Records about charts and figures:
########

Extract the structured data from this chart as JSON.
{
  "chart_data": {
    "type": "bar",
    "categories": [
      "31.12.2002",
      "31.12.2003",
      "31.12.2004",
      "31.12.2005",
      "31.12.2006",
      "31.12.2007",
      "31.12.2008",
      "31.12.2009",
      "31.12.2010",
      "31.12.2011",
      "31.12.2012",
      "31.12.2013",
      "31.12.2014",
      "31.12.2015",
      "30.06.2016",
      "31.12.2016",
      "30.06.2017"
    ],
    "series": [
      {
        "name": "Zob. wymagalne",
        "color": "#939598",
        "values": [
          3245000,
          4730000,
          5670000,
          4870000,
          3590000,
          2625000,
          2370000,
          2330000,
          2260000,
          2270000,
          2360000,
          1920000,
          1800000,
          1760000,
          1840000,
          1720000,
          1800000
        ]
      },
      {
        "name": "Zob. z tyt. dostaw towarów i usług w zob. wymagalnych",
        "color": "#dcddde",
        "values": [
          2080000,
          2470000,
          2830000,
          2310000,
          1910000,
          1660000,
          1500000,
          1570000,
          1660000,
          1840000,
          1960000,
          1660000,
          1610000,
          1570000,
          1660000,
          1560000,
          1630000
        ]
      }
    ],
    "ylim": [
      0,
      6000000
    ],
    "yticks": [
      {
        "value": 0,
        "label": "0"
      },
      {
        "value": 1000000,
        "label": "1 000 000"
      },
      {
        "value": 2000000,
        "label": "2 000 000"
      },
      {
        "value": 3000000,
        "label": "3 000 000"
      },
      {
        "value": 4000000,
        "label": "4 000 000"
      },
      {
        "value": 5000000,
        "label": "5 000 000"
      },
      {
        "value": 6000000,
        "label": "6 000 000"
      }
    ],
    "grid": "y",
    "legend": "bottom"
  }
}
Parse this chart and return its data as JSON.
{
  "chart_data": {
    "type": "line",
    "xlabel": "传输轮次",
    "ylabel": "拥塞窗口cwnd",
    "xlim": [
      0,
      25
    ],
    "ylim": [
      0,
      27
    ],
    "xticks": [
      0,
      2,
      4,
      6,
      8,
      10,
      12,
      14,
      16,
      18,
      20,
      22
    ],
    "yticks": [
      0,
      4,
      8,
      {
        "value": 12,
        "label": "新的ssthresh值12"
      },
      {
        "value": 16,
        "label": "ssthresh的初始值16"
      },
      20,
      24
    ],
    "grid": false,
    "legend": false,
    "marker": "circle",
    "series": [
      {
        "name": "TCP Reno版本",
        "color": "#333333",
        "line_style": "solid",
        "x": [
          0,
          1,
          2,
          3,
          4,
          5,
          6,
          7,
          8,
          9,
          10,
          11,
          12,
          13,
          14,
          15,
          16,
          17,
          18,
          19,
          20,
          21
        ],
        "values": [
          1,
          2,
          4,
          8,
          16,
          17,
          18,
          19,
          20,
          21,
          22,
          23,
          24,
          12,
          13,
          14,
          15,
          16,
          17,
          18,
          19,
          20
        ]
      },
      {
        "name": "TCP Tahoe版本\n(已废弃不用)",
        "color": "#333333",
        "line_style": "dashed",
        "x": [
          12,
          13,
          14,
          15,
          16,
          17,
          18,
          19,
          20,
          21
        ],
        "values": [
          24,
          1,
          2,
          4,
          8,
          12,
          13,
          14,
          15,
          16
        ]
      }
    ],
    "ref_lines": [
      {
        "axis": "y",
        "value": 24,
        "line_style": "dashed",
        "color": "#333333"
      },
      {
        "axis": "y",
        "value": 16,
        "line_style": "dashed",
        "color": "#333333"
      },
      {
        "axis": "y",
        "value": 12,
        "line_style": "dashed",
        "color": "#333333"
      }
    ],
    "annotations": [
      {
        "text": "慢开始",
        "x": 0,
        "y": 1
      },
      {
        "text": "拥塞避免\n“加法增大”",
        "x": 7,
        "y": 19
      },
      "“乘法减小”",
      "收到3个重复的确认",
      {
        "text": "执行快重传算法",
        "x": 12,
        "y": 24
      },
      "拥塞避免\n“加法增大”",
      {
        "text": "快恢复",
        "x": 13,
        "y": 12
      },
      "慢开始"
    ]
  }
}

########

Exercise:
Your task is to repeat every entry exactly.

Task output:
Extract the structured data from this chart as JSON.
{
  "chart_data": {
    "type": "bar",
    "categories": [
      "31.12.2002",
      "31.12.2003",
      "31.12.2004",
      "31.12.2005",
      "31.12.2006",
      "31.12.2007",
      "31.12.2008",
      "31.12.2009",
      "31.12.2010",
      "31.12.2011",
      "31.12.2012",
      "31.12.2013",
      "31.12.2014",
      "31.12.2015",
      "30.06.2016",
      "31.12.2016",
      "30.06.2017"
    ],
    "series": [
      {
        "name": "Zob. wymagalne",
        "color": "#939598",
        "values": [
          3245000,
          4730000,
          5670000,
          4870000,
          3590000,
          2625000,
          2370000,
          2330000,
          2260000,
          2270000,
          2360000,
          1920000,
          1800000,
          1760000,
          1840000,
          1720000,
          1800000
        ]
      },
      {
        "name": "Zob. z tyt. dostaw towarów i usług w zob. wymagalnych",
        "color": "#dcddde",
        "values": [
          2080000,
          2470000,
          2830000,
          2310000,
          1910000,
          1660000,
          1500000,
          1570000,
          1660000,
          1840000,
          1960000,
          1660000,
          1610000,
          1570000,
          1660000,
          1560000,
          1630000
        ]
      }
    ],
    "ylim": [
      0,
      6000000
    ],
    "yticks": [
      {
        "value": 0,
        "label": "0"
      },
      {
        "value": 1000000,
        "label": "1 000 000"
      },
      {
        "value": 2000000,
        "label": "2 000 000"
      },
      {
        "value": 3000000,
        "label": "3 000 000"
      },
      {
        "value": 4000000,
        "label": "4 000 000"
      },
      {
        "value": 5000000,
        "label": "5 000 000"
      },
      {
        "value": 6000000,
        "label": "6 000 000"
      }
    ],
    "grid": "y",
    "legend": "bottom"
  }
}
Parse this chart and return its data as JSON.
{
  "chart_data": {
    "type": "line",
    "xlabel": "传输轮次",
    "ylabel": "拥塞窗口cwnd",
    "xlim": [
      0,
      25
    ],
    "ylim": [
      0,
      27
    ],
    "xticks": [
      0,
      2,
      4,
      6,
      8,
      10,
      12,
      14,
      16,
      18,
      20,
      22
    ],
    "yticks": [
      0,
      4,
      8,
      {
        "value": 12,
        "label": "新的ssthresh值12"
      },
      {
        "value": 16,
        "label": "ssthresh的初始值16"
      },
      20,
      24
    ],
    "grid": false,
    "legend": false,
    "marker": "circle",
    "series": [
      {
        "name": "TCP Reno版本",
        "color": "#333333",
        "line_style": "solid",
        "x": [
          0,
          1,
          2,
          3,
          4,
          5,
          6,
          7,
          8,
          9,
          10,
          11,
          12,
          13,
          14,
          15,
          16,
          17,
          18,
          19,
          20,
          21
        ],
        "values": [
          1,
          2,
          4,
          8,
          16,
          17,
          18,
          19,
          20,
          21,
          22,
          23,
          24,
          12,
          13,
          14,
          15,
          16,
          17,
          18,
          19,
          20
        ]
      },
      {
        "name": "TCP Tahoe版本\n(已废弃不用)",
        "color": "#333333",
        "line_style": "dashed",
        "x": [
          12,
          13,
          14,
          15,
          16,
          17,
          18,
          19,
          20,
          21
        ],
        "values": [
          24,
          1,
          2,
          4,
          8,
          12,
          13,
          14,
          15,
          16
        ]
      }
    ],
    "ref_lines": [
      {
        "axis": "y",
        "value": 24,
        "line_style": "dashed",
        "color": "#333333"
      },
      {
        "axis": "y",
        "value": 16,
        "line_style": "dashed",
        "color": "#333333"
      },
      {
        "axis": "y",
        "value": 12,
        "line_style": "dashed",
        "color": "#333333"
      }
    ],
    "annotations": [
      {
        "text": "慢开始",
        "x": 0,
        "y": 1
      },
      {
        "text": "拥塞避免\n“加法增大”",
        "x": 7,
        "y": 19
      },
      "“乘法减小”",
      "收到3个重复的确认",
      {
        "text": "执行快重传算法",
        "x": 12,
        "y": 24
      },
      "拥塞避免\n“加法增大”",
      {
        "text": "快恢复",
        "x": 13,
        "y": 12
      },
      "慢开始"
    ]
  }
}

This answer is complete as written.